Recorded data
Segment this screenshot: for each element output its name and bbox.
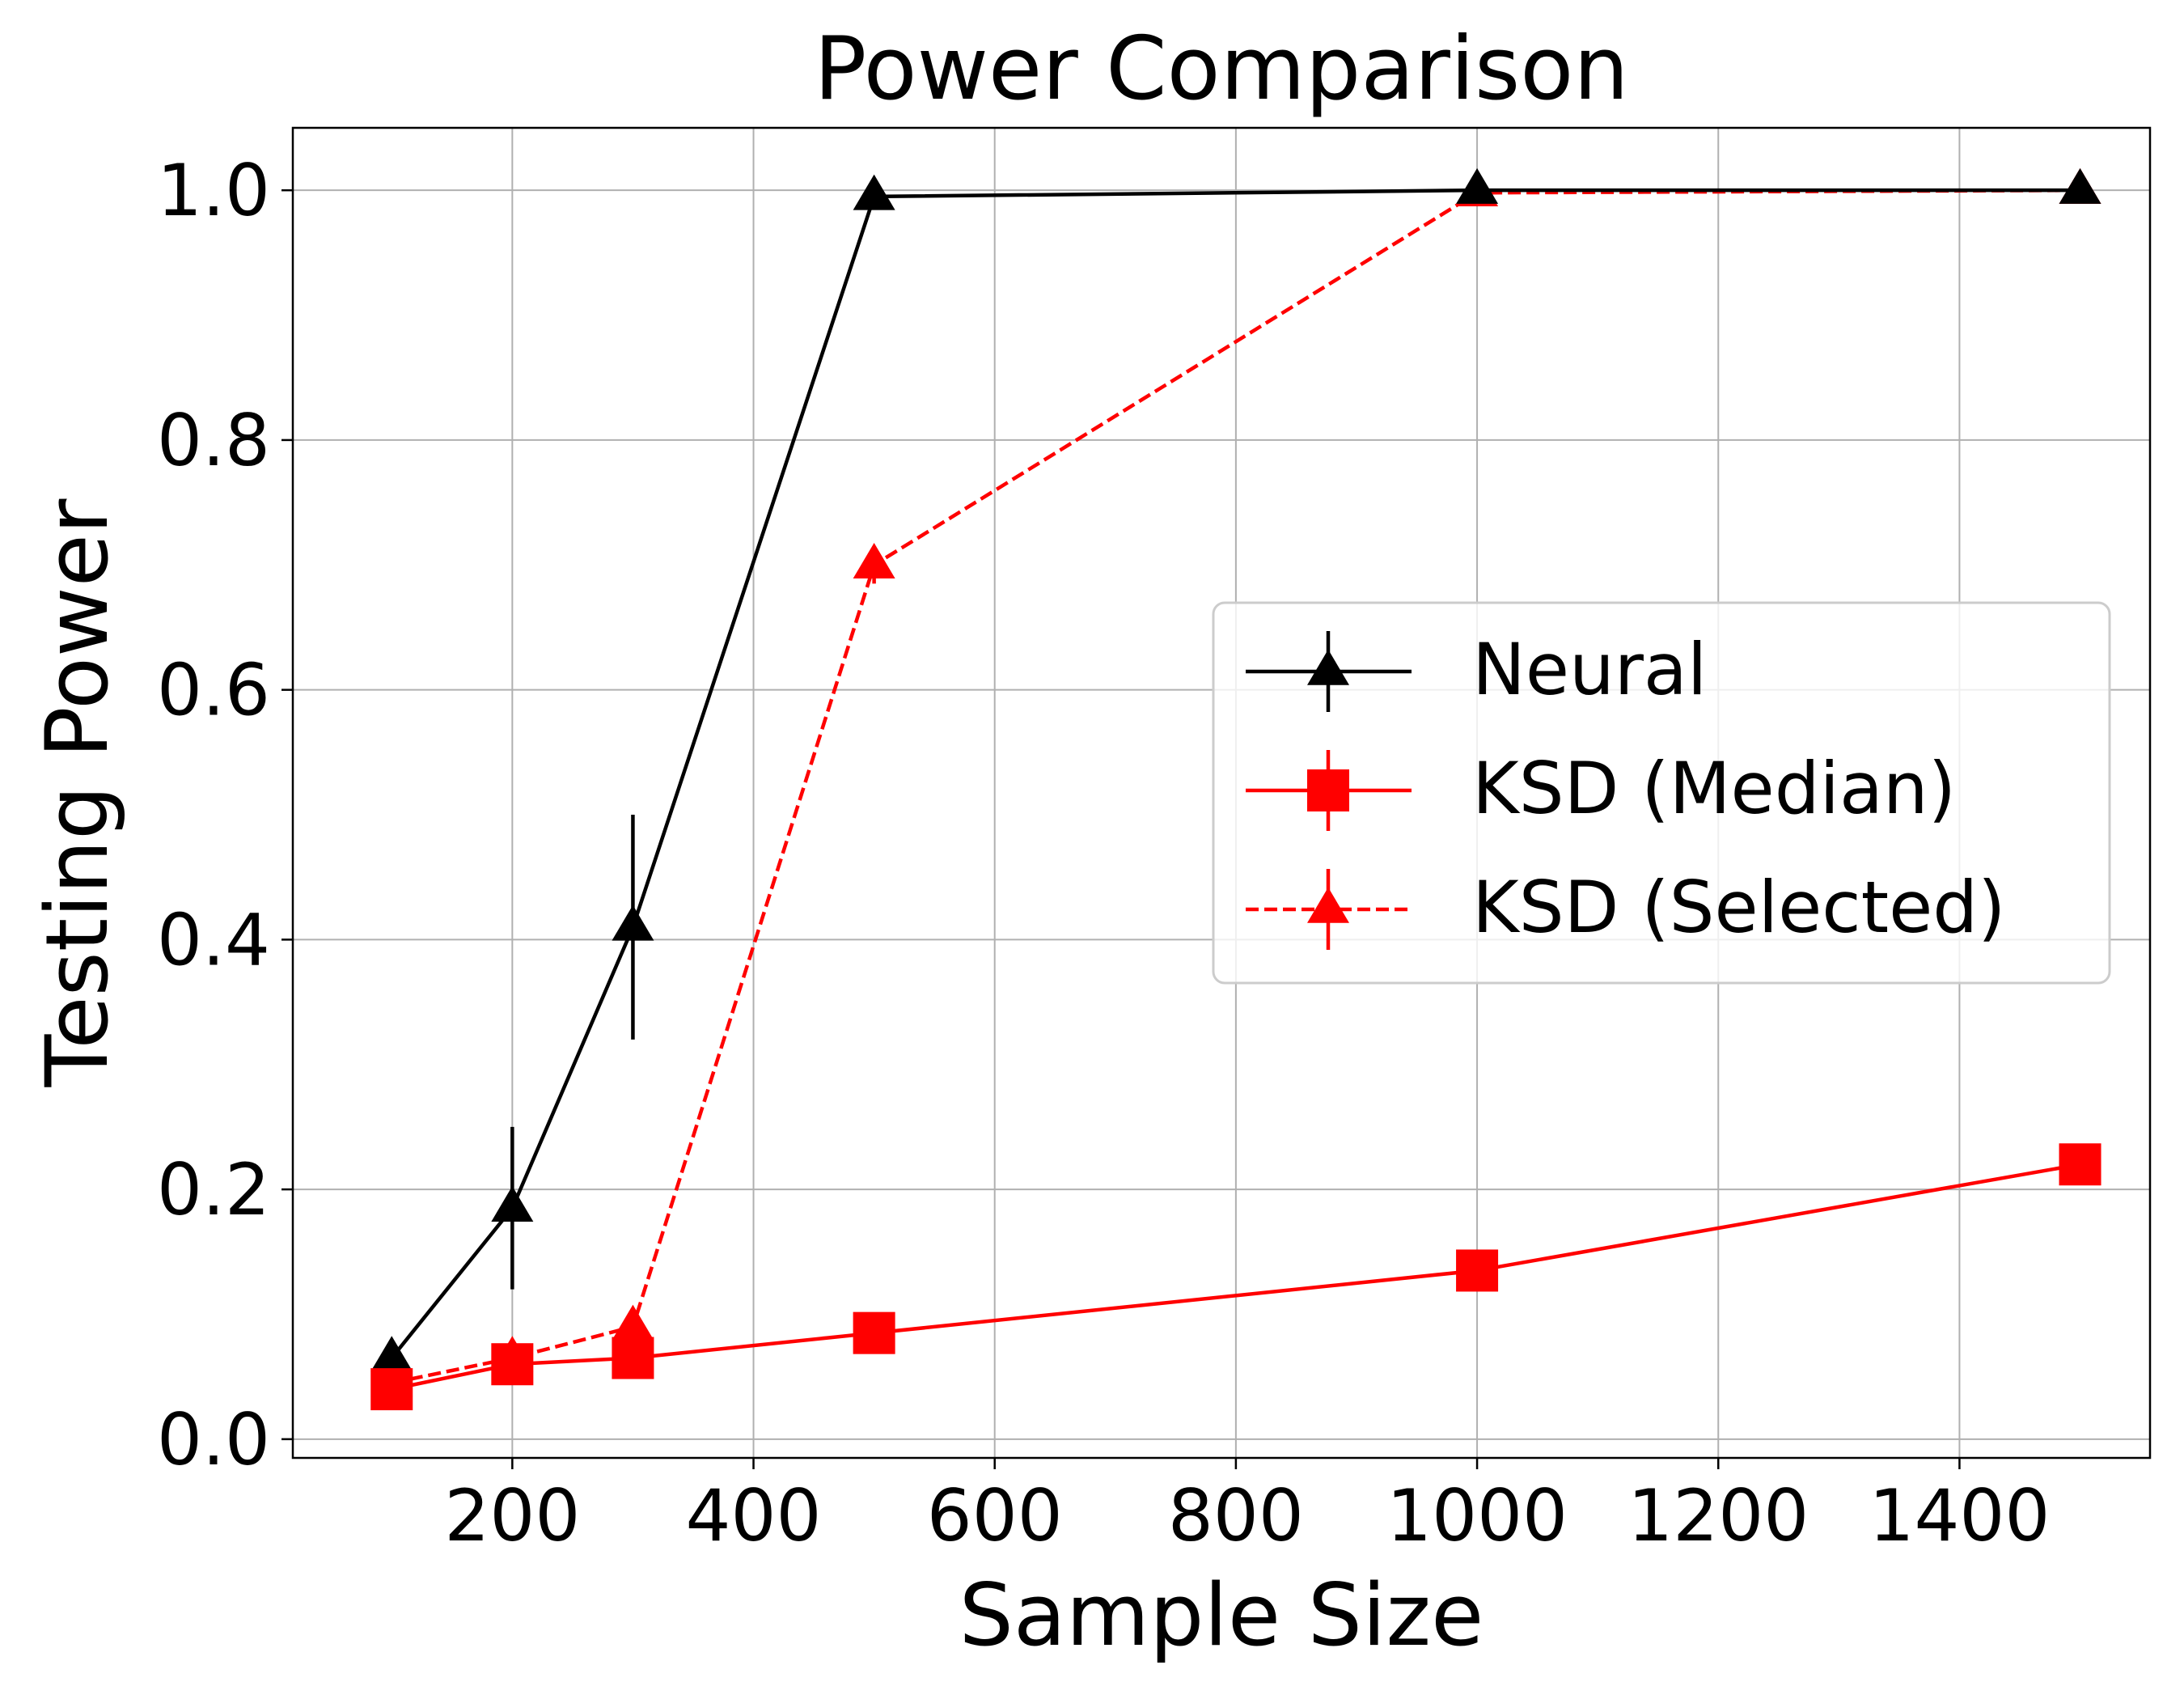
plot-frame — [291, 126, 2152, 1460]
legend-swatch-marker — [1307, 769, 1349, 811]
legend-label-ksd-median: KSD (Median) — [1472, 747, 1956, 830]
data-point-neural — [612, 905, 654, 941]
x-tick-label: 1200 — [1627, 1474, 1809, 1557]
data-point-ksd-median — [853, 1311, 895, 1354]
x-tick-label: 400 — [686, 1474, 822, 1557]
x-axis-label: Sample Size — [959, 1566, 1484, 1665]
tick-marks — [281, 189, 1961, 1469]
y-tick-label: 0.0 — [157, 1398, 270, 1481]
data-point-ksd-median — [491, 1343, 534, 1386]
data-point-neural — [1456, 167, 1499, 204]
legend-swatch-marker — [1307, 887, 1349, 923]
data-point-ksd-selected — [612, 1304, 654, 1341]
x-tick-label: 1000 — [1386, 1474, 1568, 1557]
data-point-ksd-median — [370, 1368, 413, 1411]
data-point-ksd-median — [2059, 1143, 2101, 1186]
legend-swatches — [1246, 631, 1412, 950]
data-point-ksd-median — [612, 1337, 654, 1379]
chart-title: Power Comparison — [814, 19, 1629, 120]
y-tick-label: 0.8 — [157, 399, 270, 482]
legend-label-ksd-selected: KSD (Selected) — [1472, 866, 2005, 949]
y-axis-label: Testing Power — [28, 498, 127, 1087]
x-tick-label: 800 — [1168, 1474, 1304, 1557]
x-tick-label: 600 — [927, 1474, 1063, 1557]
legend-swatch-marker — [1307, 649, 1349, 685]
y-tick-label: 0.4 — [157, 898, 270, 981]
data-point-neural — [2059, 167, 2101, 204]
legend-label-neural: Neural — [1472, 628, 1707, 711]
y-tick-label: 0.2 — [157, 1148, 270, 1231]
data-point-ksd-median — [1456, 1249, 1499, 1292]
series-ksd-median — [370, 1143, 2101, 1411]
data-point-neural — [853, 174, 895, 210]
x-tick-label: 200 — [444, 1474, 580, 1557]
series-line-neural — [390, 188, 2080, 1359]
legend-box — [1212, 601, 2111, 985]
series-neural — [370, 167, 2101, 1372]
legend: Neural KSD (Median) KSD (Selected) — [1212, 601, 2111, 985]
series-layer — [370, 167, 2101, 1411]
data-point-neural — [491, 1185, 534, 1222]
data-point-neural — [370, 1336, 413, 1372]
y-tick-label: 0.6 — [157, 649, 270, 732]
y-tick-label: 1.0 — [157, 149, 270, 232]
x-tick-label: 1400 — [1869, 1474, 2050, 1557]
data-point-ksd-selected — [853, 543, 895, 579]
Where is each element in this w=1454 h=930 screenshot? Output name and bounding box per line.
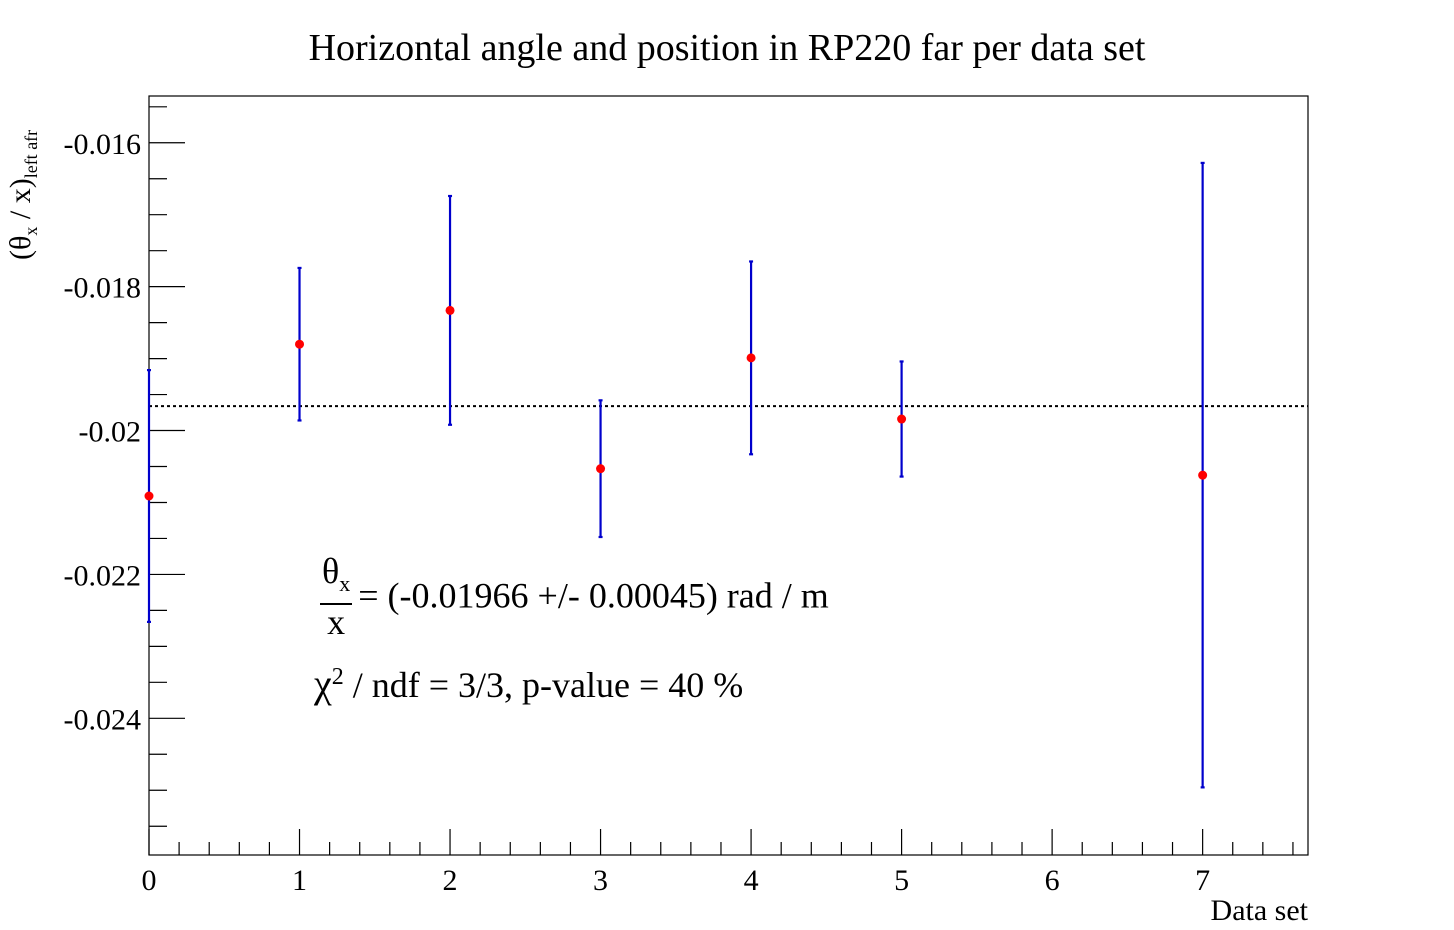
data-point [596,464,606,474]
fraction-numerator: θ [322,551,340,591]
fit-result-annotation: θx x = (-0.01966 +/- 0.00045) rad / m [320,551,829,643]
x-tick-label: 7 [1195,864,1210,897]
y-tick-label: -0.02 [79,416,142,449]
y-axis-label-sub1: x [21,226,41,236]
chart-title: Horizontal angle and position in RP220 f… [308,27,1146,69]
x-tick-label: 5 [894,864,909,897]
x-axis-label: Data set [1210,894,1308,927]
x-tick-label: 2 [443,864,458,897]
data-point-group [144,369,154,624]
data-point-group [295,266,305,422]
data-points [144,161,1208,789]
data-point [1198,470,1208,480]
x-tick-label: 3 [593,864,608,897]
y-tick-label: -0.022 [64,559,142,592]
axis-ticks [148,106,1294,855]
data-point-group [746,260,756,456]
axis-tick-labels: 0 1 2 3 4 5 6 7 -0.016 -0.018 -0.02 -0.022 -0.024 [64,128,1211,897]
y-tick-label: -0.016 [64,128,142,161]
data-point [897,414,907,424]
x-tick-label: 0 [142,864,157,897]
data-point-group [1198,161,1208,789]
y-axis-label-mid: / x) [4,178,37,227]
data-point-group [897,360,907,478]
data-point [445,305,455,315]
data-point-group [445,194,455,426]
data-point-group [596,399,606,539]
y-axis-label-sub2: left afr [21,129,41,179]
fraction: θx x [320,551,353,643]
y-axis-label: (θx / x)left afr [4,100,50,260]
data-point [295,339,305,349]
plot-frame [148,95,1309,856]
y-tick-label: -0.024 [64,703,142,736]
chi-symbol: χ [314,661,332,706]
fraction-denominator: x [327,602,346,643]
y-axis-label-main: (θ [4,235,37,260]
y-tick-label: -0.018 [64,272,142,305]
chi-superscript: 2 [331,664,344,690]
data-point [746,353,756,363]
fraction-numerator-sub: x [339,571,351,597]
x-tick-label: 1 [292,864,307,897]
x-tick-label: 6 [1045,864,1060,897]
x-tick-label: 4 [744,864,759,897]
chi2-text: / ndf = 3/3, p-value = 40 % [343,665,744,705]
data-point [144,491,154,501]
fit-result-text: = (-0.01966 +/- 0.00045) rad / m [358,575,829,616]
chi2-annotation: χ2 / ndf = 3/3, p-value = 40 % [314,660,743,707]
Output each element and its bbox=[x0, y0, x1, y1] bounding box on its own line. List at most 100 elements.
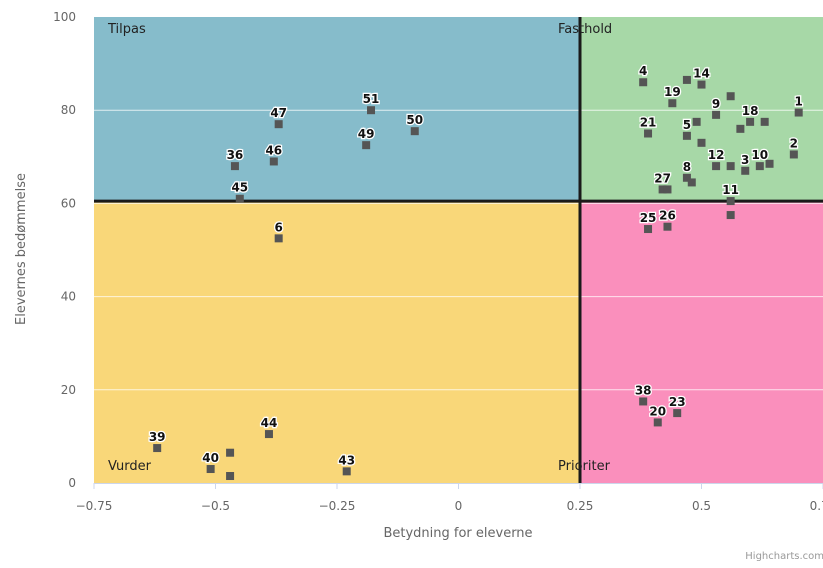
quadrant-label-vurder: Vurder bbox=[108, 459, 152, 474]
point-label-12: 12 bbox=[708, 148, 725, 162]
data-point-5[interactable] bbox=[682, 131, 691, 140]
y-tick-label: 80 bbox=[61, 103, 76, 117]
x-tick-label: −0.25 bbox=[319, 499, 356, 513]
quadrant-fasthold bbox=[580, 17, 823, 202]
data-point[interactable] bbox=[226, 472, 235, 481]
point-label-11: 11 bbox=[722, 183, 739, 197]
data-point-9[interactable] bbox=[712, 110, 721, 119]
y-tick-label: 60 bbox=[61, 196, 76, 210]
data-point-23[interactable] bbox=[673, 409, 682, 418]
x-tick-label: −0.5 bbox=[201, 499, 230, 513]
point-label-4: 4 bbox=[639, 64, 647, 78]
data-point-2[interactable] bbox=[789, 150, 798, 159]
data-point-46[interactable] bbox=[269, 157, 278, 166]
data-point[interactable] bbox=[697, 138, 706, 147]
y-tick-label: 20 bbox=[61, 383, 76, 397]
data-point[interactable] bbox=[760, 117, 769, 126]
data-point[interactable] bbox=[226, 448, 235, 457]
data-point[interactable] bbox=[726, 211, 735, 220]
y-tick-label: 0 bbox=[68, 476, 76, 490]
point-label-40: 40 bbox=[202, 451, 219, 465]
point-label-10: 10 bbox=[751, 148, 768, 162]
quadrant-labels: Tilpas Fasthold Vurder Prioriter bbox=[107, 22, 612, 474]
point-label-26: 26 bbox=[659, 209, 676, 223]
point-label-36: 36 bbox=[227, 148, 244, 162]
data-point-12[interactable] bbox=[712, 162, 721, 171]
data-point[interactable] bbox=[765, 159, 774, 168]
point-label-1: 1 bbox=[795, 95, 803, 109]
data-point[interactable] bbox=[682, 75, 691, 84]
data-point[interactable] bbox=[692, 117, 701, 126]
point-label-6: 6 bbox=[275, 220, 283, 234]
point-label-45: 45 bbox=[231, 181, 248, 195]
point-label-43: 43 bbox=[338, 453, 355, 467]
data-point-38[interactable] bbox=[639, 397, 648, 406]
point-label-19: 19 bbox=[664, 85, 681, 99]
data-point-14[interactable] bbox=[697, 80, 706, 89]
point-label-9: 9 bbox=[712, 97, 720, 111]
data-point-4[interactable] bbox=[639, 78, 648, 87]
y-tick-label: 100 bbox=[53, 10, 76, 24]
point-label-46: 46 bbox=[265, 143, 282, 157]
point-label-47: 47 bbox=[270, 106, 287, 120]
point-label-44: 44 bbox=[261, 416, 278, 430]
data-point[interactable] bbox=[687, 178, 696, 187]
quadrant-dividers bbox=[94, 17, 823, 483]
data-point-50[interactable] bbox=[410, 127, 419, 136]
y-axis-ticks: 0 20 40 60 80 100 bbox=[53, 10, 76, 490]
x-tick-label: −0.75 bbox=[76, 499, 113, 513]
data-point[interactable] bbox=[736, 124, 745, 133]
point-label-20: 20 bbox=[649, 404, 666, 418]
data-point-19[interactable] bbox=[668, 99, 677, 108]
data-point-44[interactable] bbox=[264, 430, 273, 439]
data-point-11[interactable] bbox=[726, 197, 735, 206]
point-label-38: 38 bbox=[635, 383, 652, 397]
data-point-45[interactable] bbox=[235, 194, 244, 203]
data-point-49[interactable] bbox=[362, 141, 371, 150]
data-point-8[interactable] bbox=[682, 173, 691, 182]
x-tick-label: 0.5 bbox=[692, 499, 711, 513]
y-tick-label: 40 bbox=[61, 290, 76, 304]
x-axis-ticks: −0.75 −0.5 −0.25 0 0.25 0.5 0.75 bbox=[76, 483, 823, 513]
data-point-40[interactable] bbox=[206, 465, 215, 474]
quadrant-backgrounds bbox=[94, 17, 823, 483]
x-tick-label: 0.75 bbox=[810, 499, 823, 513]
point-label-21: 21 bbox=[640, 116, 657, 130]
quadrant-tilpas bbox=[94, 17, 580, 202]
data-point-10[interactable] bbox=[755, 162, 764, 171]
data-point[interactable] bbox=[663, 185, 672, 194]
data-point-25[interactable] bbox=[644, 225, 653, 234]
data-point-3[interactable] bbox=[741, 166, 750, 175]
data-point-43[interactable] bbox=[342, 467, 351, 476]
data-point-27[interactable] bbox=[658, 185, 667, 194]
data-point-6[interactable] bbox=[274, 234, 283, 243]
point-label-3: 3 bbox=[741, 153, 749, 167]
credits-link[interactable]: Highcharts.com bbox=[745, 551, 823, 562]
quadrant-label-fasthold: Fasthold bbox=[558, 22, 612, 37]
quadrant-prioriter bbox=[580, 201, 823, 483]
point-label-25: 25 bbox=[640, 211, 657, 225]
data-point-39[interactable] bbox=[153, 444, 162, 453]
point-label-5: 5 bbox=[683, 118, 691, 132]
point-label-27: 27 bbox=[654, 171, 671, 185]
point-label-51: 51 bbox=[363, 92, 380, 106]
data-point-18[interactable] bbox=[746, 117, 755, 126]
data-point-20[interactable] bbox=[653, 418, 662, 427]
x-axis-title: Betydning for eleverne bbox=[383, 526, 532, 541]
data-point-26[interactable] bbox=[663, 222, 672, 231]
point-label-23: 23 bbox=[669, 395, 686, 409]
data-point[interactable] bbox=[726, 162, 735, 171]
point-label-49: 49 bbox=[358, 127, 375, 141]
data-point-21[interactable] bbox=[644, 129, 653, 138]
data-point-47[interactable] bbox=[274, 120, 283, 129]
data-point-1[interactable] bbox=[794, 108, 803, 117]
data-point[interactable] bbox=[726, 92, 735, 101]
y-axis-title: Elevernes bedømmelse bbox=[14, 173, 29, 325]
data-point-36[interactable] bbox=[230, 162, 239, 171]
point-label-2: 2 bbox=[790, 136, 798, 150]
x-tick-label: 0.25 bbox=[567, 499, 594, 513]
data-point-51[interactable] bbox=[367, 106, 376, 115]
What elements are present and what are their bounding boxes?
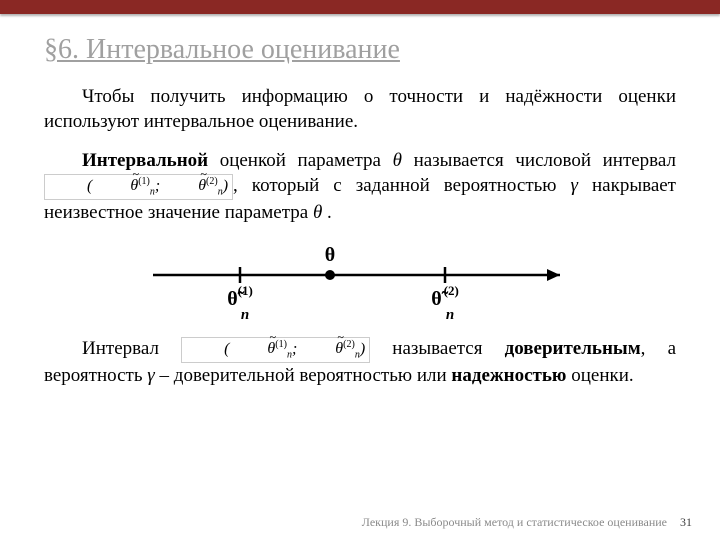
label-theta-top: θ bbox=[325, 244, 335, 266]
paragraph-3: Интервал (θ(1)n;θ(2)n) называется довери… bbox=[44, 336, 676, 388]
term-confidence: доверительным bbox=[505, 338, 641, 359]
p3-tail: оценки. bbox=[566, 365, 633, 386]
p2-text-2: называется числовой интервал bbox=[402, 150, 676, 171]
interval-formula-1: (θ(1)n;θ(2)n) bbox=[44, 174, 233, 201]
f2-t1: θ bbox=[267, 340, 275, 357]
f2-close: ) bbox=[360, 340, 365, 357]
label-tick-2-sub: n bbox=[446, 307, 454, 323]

What to do -> Please repeat the rows from the one containing "label-theta-top: θ bbox=[325, 244, 335, 266]" through the last row of the recorded data, both included.

Response below ->
label-theta-top: θ bbox=[325, 244, 335, 266]
paragraph-3: Интервал (θ(1)n;θ(2)n) называется довери… bbox=[44, 336, 676, 388]
term-confidence: доверительным bbox=[505, 338, 641, 359]
p3-tail: оценки. bbox=[566, 365, 633, 386]
p2-text-2: называется числовой интервал bbox=[402, 150, 676, 171]
interval-formula-1: (θ(1)n;θ(2)n) bbox=[44, 174, 233, 201]
f2-t1: θ bbox=[267, 340, 275, 357]
f2-close: ) bbox=[360, 340, 365, 357]
label-tick-2-sub: n bbox=[446, 307, 454, 323]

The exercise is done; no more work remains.